From the records, pick out and copy each line containing "ำสำหร".
-------- INFORMATION SHOWN --------
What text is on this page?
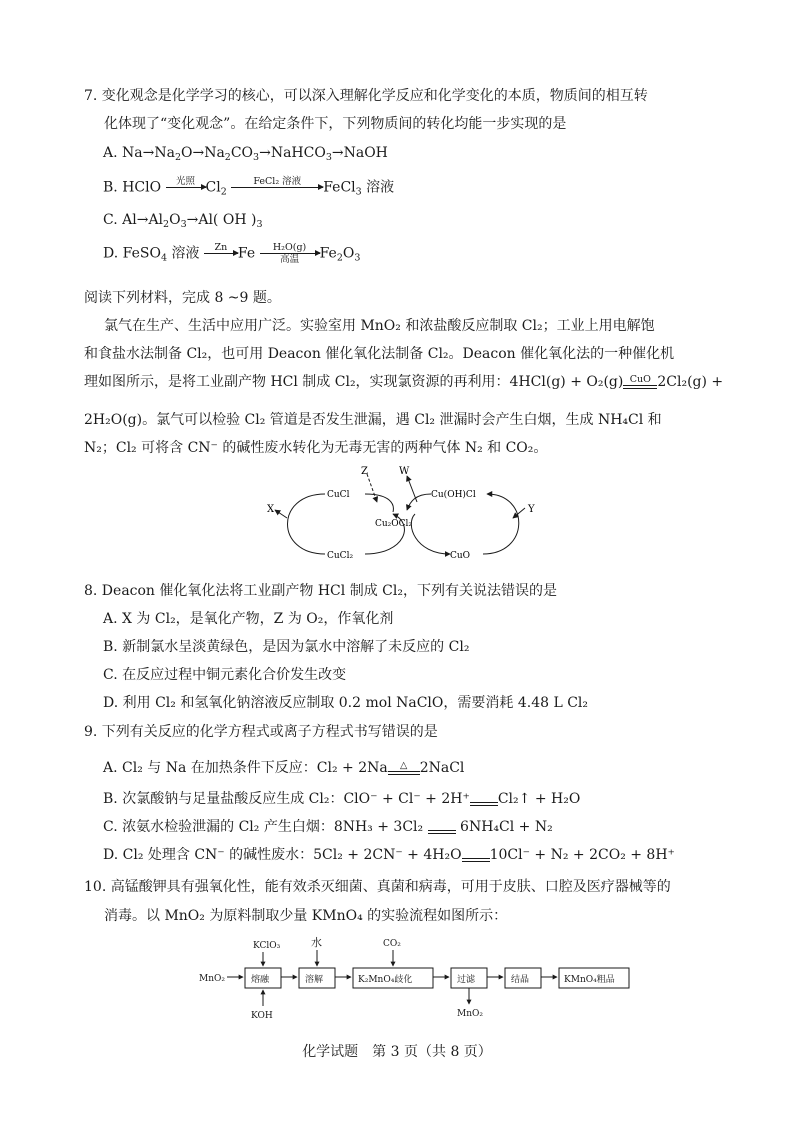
7. 变化观念是化学学习的核心，可以深入理解化学反应和化学变化的本质，物质间的相互转
化体现了“变化观念”。在给定条件下，下列物质间的转化均能一步实现的是
A. $Na\to Na_2O\to Na_2CO_3\to NaHCO_3\to NaOH$
B. HClO	光照
$Cl_2$
FeCl₂ 溶液
	FeCl$_3$ 溶液
C. $Al\to Al_2O_3\to Al$( OH )$_3$
D. FeSO$_4$ 溶液	Zn
Fe	H₂O(g)
高温	$Fe_2O_3$
阅读下列材料，完成 8 ~9 题。
氯气在生产、生活中应用广泛。实验室用 MnO₂ 和浓盐酸反应制取 Cl₂；工业上用电解饱
和食盐水法制备 Cl₂，也可用 Deacon 催化氧化法制备 Cl₂。Deacon 催化氧化法的一种催化机
理如图所示，是将工业副产物 HCl 制成 Cl₂，实现氯资源的再利用：4HCl(g) + O₂(g) CuO 2Cl₂(g) +
2H₂O(g)。氯气可以检验 Cl₂ 管道是否发生泄漏，遇 Cl₂ 泄漏时会产生白烟，生成 NH₄Cl 和
N₂；Cl₂ 可将含 CN⁻ 的碱性废水转化为无毒无害的两种气体 N₂ 和 CO₂。
CuCl
Z	W
Cu(OH)Cl
X
Cu₂OCl₂
Y
CuCl₂	CuO
8. Deacon 催化氧化法将工业副产物 HCl 制成 Cl₂，下列有关说法错误的是
A. X 为 Cl₂，是氧化产物，Z 为 O₂，作氧化剂
B. 新制氯水呈淡黄绿色，是因为氯水中溶解了未反应的 Cl₂
C. 在反应过程中铜元素化合价发生改变
D. 利用 Cl₂ 和氢氧化钠溶液反应制取 0.2 mol NaClO，需要消耗 4.48 L Cl₂
9. 下列有关反应的化学方程式或离子方程式书写错误的是
A. Cl₂ 与 Na 在加热条件下反应：Cl₂ + 2Na	△ 2NaCl
B. 次氯酸钠与足量盐酸反应生成 Cl₂：ClO⁻ + Cl⁻ + 2H⁺
Cl₂↑ + H₂O
C. 浓氨水检验泄漏的 Cl₂ 产生白烟：8NH₃ + 3Cl₂
	6NH₄Cl + N₂
D. Cl₂ 处理含 CN⁻ 的碱性废水：5Cl₂ + 2CN⁻ + 4H₂O
10Cl⁻ + N₂ + 2CO₂ + 8H⁺
10. 高锰酸钾具有强氧化性，能有效杀灭细菌、真菌和病毒，可用于皮肤、口腔及医疗器械等的
消毒。以 MnO₂ 为原料制取少量 KMnO₄ 的实验流程如图所示：
MnO₂	熔融
KClO₃
KOH
溶解
水
K₂MnO₄歧化
CO₂
过滤
MnO₂
结晶	KMnO₄粗品
化学试题　第 3 页（共 8 页）
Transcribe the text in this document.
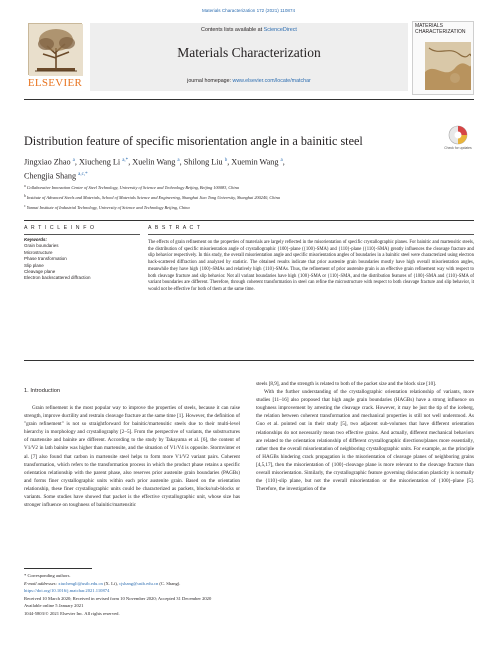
Materials Characterization 172 (2021) 110874
ELSEVIER
Contents lists available at ScienceDirect
Materials Characterization
journal homepage: www.elsevier.com/locate/matchar
MATERIALS CHARACTERIZATION
Distribution feature of specific misorientation angle in a bainitic steel	Check for updates
Jingxiao Zhao $^a$, Xiucheng Li $^{a,*}$, Xuelin Wang $^a$, Shilong Liu $^b$, Xuemin Wang $^a$,
Chengjia Shang $^{a,c,*}$
$^a$ Collaborative Innovation Center of Steel Technology, University of Science and Technology Beijing, Beijing 100083, China
$^b$ Institute of Advanced Steels and Materials, School of Materials Science and Engineering, Shanghai Jiao Tong University, Shanghai 200240, China
$^c$ Yunnai Institute of Industrial Technology, University of Science and Technology Beijing, China
A R T I C L E I N F O	A B S T R A C T
Keywords:
Grain boundaries
Microstructure
Phase transformation
Slip plane
Cleavage plane
Electron backscattered diffraction
The effects of grain refinement on the properties of materials are largely reflected in the misorientation of specific crystallographic planes. For bainitic and martensitic steels, the distribution of specific misorientation angle of crystallographic {100}-plane ({100}-SMA) and {110}-plane ({110}-SMA) greatly influences the cleavage fracture and slip behavior respectively. In this study, the overall misorientation angle and specific misorientation angles of boundaries in a bainitic steel were characterized using electron back-scattered diffraction and analyzed by statistic. The obtained results indicate that prior austenite grain boundaries mostly have high overall misorientation angles, meanwhile they have high {100}-SMAs and relatively high {110}-SMAs. Thus, the refinement of prior austenite grain is an effective grain refinement way with respect to both cleavage fracture and slip behavior. Not all variant boundaries have high {100}-SMA or {110}-SMA, and the distribution features of {100}-SMA and {110}-SMA of variant boundaries are different. Therefore, through coherent transformation in steel can refine the microstructure with respect to both cleavage fracture and slip behavior, it would not be effective for both of them at the same time.
1. Introduction

Grain refinement is the most popular way to improve the properties of steels, because it can raise strength, improve ductility and restrain cleavage fracture at the same time [1]. However, the definition of "grain refinement" is not so straightforward for bainitic/martensitic steels due to their multi-level hierarchy in morphology and crystallography [2–5]. From the perspective of variants, the substructures of martensite and bainite are different. According to the study by Takayama et al. [6], the content of V1/V2 in lath bainite was higher than martensite, and the situation of V1/V4 is opposite. Stormvinter et al. [7] also found that carbon in martensite steel helps to form more V1/V2 variant pairs. Coherent transformation, which refers to the transformation process in which the product phase retains a specific orientation relationship with the parent phase, also reserves prior austenite grain boundaries (PAGBs) and forms finer crystallographic units within each prior austenite grain. Based on the orientation relationship, these finer crystallographic units could be characterized as packets, blocks/sub-blocks or variants. Some studies have showed that packet is the effective crystallographic unit, whose size has stronger influence on toughness of bainitic/martensitic

steels [8,9], and the strength is related to both of the packet size and the block size [10].

With the further understanding of the crystallographic orientation relationship of variants, more studies [11–16] also proposed that high angle grain boundaries (HAGBs) have a strong influence on toughness improvement by arresting the cleavage crack. However, it may be just the tip of the iceberg, the relation between coherent transformation and mechanical properties is still not well understood. As Guo et al. pointed out in their study [5], two adjacent sub-volumes that have different orientation relationships do not necessarily mean two effective grains. And actually, different mechanical behaviors are related to the orientation relationship of different crystallographic directions/planes more essentially, rather then the overall misorientation of neighboring crystallographic units. For example, as the principle of HAGBs hindering crack propagation is the misorientation of cleavage planes of neighboring grains [4,5,17], then the misorientation of {100}-cleavage plane is more relevant to the cleavage fracture than overall misorientation. Similarly, the crystallographic feature governing dislocation plasticity is normally the {110}-slip plane, but not the overall misorientation or the misorientation of {100}-plane [5]. Therefore, the investigation of the

* Corresponding authors.
E-mail addresses: xiuchengli@ustb.edu.cn (X. Li), cjshang@ustb.edu.cn (C. Shang).
https://doi.org/10.1016/j.matchar.2021.110874
Received 10 March 2020; Received in revised form 10 November 2020; Accepted 31 December 2020
Available online 5 January 2021
1044-5803/© 2021 Elsevier Inc. All rights reserved.
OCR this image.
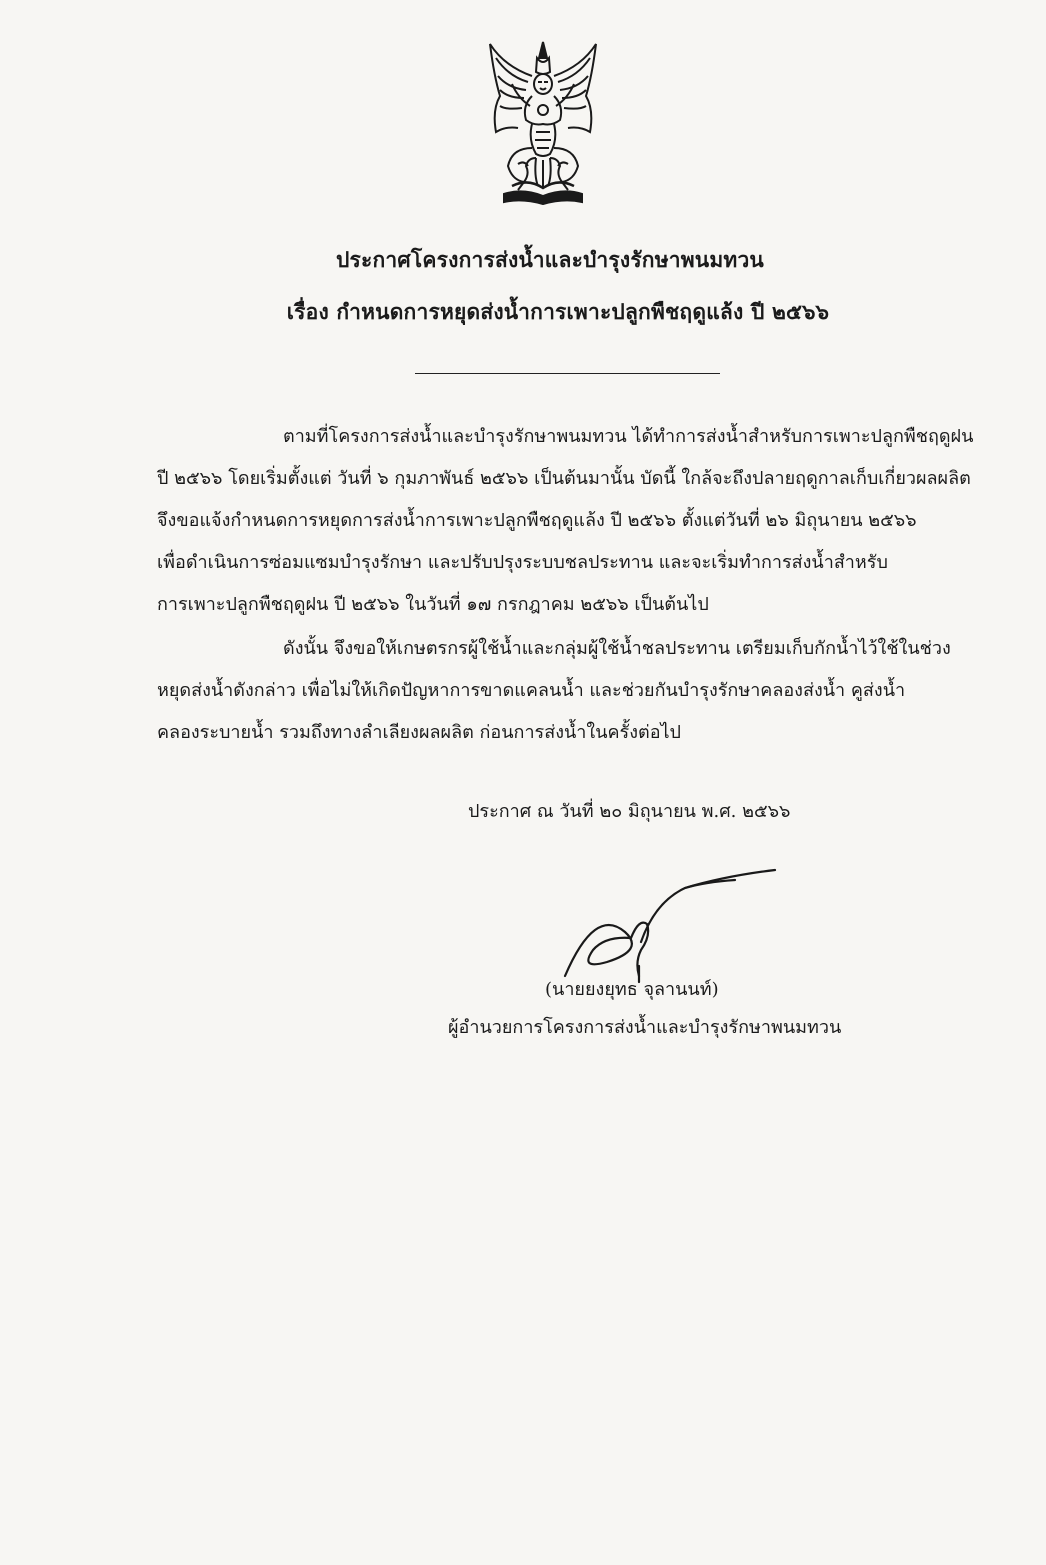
ประกาศโครงการส่งน้ำและบำรุงรักษาพนมทวน
เรื่อง กำหนดการหยุดส่งน้ำการเพาะปลูกพืชฤดูแล้ง ปี ๒๕๖๖
ตามที่โครงการส่งน้ำและบำรุงรักษาพนมทวน ได้ทำการส่งน้ำสำหรับการเพาะปลูกพืชฤดูฝน
ปี ๒๕๖๖ โดยเริ่มตั้งแต่ วันที่ ๖ กุมภาพันธ์ ๒๕๖๖ เป็นต้นมานั้น บัดนี้ ใกล้จะถึงปลายฤดูกาลเก็บเกี่ยวผลผลิต
จึงขอแจ้งกำหนดการหยุดการส่งน้ำการเพาะปลูกพืชฤดูแล้ง ปี ๒๕๖๖ ตั้งแต่วันที่ ๒๖ มิถุนายน ๒๕๖๖
เพื่อดำเนินการซ่อมแซมบำรุงรักษา และปรับปรุงระบบชลประทาน และจะเริ่มทำการส่งน้ำสำหรับ
การเพาะปลูกพืชฤดูฝน ปี ๒๕๖๖ ในวันที่ ๑๗ กรกฎาคม ๒๕๖๖ เป็นต้นไป
ดังนั้น จึงขอให้เกษตรกรผู้ใช้น้ำและกลุ่มผู้ใช้น้ำชลประทาน เตรียมเก็บกักน้ำไว้ใช้ในช่วง
หยุดส่งน้ำดังกล่าว เพื่อไม่ให้เกิดปัญหาการขาดแคลนน้ำ และช่วยกันบำรุงรักษาคลองส่งน้ำ คูส่งน้ำ
คลองระบายน้ำ รวมถึงทางลำเลียงผลผลิต ก่อนการส่งน้ำในครั้งต่อไป
ประกาศ ณ วันที่ ๒๐ มิถุนายน พ.ศ. ๒๕๖๖
(นายยงยุทธ จุลานนท์)
ผู้อำนวยการโครงการส่งน้ำและบำรุงรักษาพนมทวน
--------
- **WORKED ANSWER**:
ตามที่โครงการส่งน้ำและบำรุงรักษาพนมทวน ได้ทำการส่งน้ำสำหรับการเพาะปลูกพืชฤดูฝน
เพื่อดำเนินการซ่อมแซมบำรุงรักษา และปรับปรุงระบบชลประทาน และจะเริ่มทำการส่งน้ำสำหรับ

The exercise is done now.